ISTRUZIONE OPERATIVA A »
Ritrascriva fedelmente il passo dell'articolo sul consiglio comunale di Rocca d'Evandro che comincia con "ROCCA D’EVANDRO (Antonio" e prosegue fino a "di Rocca D’Evandro.".
ISTRUZIONE OPERATIVA B »
Prosegua l'articolo sull'insediamento del consiglio comunale di Rocca d'Evandro, riprendendo dopo l'ultima frase riportata.

TESTO SELEZIONATO »
☆ ☆ ☆ ☆ ☆ ☆ ☆
ROCCA D’EVANDRO – Il consigliere Ivan Marandola rileva l’incompatibilità del collega Tomassi

ROCCA D’EVANDRO (Antonio Migliozzi) – Venerdì 14 Giugno il nuovo consiglio Comunale di Rocca D Evandro s è insediato davanti ad un folto numero di cittadini. Un consiglio comunale di insediamento dove non sono mancati alcuni “colpi di scena” già a partire dalla fase preliminare dell’assise, quando il consigliere d’opposizione Ivan Marandola, afferente al Gruppo Rinnovamento Civico ha sollevato un problema di incompatibilità, tra la carica di consigliere comunale ed il dipendente della società che svolge il servizio ausiliario di raccolta dei rifiuti nel Comune di Rocca d’Evandro, attività assegnata con gara dal Comune stesso. Difatti l’eletto a consigliere comunale Toni Tomassi risulta dipendente della suddetta società operativa per l’Ente Comune di Rocca D’Evandro.
☆ ☆ ☆ ☆ ☆ ☆ ☆
Voci del dataset »

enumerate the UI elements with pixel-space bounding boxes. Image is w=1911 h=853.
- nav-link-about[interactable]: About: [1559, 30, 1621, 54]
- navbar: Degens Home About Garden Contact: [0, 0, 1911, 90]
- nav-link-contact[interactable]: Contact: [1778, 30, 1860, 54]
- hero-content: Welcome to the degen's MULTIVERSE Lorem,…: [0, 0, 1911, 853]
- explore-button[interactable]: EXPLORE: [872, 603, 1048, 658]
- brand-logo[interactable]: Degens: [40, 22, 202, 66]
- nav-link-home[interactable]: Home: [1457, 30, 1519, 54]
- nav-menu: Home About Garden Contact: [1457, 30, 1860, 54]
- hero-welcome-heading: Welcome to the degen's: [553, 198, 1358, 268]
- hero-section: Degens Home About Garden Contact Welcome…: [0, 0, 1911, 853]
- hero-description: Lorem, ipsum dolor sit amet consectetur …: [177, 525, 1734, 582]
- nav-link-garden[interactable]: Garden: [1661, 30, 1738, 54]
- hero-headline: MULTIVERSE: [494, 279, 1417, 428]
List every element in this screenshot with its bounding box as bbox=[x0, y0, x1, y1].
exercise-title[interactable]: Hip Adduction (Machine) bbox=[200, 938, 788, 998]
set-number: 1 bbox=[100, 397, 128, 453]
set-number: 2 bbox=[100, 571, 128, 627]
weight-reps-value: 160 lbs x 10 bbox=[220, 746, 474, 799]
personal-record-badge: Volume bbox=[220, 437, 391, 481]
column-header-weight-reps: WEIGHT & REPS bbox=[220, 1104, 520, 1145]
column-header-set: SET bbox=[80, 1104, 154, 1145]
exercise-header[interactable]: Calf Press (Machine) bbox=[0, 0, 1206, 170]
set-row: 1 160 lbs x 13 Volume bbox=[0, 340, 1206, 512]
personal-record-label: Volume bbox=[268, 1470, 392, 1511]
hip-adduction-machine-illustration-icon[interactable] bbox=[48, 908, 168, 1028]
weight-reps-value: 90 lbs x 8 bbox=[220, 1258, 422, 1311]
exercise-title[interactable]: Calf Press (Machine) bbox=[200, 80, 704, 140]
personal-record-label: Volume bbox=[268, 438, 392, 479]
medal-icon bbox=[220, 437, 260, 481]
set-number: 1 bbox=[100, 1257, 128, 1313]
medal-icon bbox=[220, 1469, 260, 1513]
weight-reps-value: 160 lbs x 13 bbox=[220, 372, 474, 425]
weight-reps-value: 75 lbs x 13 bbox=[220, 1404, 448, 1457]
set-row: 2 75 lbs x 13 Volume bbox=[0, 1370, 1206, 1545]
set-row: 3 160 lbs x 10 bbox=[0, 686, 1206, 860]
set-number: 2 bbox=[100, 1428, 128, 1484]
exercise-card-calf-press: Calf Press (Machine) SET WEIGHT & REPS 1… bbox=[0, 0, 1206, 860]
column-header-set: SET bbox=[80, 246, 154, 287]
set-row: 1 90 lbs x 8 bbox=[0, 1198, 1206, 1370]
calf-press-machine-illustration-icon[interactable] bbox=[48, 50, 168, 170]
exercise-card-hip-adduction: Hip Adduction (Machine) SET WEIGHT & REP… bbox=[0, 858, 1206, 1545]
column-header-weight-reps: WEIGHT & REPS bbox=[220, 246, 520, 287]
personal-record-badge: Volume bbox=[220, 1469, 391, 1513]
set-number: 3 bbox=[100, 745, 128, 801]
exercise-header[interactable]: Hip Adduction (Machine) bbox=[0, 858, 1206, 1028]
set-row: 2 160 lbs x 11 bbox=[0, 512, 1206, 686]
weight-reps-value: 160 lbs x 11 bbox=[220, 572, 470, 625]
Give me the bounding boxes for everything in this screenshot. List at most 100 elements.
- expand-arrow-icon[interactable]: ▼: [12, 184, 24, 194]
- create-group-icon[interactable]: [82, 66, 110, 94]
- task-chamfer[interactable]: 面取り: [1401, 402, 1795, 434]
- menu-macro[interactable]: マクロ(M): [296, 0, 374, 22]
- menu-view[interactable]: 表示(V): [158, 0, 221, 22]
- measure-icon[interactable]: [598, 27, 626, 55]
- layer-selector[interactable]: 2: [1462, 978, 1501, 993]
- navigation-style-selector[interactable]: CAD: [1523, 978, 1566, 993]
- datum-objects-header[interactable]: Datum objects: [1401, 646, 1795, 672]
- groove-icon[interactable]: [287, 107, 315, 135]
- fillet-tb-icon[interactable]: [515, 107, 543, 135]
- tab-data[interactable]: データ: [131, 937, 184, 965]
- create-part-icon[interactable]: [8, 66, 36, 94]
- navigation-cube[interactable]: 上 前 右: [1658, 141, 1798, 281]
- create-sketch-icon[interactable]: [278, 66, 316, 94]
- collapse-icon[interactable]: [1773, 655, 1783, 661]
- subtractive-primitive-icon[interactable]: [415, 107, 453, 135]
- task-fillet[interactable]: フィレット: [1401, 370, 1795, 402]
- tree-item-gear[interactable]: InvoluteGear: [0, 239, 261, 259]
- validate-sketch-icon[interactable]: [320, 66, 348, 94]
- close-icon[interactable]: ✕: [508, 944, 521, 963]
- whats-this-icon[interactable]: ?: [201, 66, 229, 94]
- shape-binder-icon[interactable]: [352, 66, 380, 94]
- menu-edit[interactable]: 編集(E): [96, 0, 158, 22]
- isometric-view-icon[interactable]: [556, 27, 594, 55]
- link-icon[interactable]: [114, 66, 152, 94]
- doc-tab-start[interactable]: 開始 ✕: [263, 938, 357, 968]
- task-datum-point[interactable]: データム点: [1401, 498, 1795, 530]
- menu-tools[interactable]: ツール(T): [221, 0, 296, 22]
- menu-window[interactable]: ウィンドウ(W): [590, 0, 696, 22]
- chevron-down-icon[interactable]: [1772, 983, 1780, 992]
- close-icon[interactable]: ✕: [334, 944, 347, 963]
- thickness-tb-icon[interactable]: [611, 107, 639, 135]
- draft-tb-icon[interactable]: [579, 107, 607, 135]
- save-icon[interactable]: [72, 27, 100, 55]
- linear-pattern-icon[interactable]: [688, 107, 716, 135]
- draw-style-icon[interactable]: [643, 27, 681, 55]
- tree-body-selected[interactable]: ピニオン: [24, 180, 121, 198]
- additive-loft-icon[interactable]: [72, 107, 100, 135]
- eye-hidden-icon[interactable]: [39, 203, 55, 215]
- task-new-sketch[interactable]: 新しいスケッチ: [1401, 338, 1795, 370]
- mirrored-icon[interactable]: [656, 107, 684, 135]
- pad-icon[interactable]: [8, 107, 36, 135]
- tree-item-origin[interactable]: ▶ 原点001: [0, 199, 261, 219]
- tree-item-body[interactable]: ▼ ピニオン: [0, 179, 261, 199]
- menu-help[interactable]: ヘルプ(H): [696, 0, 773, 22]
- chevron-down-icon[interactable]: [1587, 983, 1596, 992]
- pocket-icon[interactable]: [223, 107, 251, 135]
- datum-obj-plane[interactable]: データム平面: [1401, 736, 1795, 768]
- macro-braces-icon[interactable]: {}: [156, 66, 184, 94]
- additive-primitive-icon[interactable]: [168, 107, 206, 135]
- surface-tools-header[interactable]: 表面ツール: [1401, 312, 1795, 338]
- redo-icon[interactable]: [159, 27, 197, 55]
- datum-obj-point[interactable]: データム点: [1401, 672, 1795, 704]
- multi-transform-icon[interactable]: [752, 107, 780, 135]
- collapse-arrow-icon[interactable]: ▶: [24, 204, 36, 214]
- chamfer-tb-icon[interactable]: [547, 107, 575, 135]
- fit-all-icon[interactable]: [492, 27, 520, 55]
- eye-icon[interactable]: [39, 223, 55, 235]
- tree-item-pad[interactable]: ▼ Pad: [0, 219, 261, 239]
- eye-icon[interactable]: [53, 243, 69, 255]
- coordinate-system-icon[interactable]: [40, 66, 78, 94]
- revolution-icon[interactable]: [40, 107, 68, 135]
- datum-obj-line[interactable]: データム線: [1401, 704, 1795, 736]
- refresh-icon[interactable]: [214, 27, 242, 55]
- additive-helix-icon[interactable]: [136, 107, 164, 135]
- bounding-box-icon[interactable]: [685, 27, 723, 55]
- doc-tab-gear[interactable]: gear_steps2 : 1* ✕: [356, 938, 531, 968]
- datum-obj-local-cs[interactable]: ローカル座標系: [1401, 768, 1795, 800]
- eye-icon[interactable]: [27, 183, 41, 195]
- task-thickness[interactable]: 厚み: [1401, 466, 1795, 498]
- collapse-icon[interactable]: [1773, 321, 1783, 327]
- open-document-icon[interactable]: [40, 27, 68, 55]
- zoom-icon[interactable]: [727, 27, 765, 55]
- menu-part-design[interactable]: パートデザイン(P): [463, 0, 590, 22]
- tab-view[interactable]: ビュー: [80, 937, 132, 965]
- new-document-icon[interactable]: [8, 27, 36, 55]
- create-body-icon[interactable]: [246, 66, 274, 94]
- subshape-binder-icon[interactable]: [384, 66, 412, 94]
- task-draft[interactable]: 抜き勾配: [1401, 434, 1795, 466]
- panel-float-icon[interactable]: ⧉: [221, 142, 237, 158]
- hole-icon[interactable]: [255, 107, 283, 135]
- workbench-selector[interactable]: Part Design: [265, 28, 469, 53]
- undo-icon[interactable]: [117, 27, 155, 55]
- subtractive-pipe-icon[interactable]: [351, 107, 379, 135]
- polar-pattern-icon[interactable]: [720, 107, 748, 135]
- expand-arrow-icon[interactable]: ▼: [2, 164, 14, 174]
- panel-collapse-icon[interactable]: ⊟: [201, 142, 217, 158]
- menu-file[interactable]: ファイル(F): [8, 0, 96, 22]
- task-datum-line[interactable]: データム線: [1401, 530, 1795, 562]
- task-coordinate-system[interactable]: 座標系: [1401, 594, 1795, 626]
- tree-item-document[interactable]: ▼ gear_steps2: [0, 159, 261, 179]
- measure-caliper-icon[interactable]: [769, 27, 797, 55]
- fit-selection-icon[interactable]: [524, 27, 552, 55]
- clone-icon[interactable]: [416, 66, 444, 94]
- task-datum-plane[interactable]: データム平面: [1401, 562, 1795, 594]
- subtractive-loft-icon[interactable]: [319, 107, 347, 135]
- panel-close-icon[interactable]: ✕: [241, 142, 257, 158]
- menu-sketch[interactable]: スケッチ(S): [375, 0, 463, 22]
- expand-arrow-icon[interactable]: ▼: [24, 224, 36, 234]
☆ ☆ ☆ ☆ ☆ ☆ ☆
RISPOSTA ATTESA A »
ROCCA D’EVANDRO (Antonio Migliozzi) – Venerdì 14 Giugno il nuovo consiglio Comunale di Rocca D Evandro s è insediato davanti ad un folto numero di cittadini. Un consiglio comunale di insediamento dove non sono mancati alcuni “colpi di scena” già a partire dalla fase preliminare dell’assise, quando il consigliere d’opposizione Ivan Marandola, afferente al Gruppo Rinnovamento Civico ha sollevato un problema di incompatibilità, tra la carica di consigliere comunale ed il dipendente della società che svolge il servizio ausiliario di raccolta dei rifiuti nel Comune di Rocca d’Evandro, attività assegnata con gara dal Comune stesso. Difatti l’eletto a consigliere comunale Toni Tomassi risulta dipendente della suddetta società operativa per l’Ente Comune di Rocca D’Evandro.

RISPOSTA ATTESA B »
Il consigliere Marandola ha rafforzato la tesi del gruppo Rinnovamento, sostenendo argomentazioni cruciali per far stabilire ove ci fossero le condizioni di incompatibilità. “La società che si occupa di raccolta differenziata nel comune di Rocca D’Evandro – sono le parole del consigliere Marandola – dove l’ipotetico consigliere comunale attualmente presta lavoro, ha un rapporto continuativo con l’ente comunale da circa 10 anni e la stessa Società non ha rapporti in tal senso con altri comuni, ma esclusivamente con il comune di Rocca D’Evandro. Considerato che l’articolo 63 del Dlgs.267/2000 richiama il caso di incompatibilità in cui il dipendente con poteri di rappresentanza o di coordinamento ha parte, direttamente o indirettamente, in servizi nell’interesse del comune, è evidentemente importante chiarire in che termini l’interessato svolge l’attività in questione anche se e comunque il legislatore prevede, come condizione necessaria il fatto che il soggetto ‘ha parte in servizi nell’interesse del comune’ quindi in relazione comunque alle funzioni attribuitegli, appare chiara ed evidente la situazione di potenziale conflitto di interessi, in cui si trova il predetto soggetto rispetto all’esercizio imparziale della carica elettiva”.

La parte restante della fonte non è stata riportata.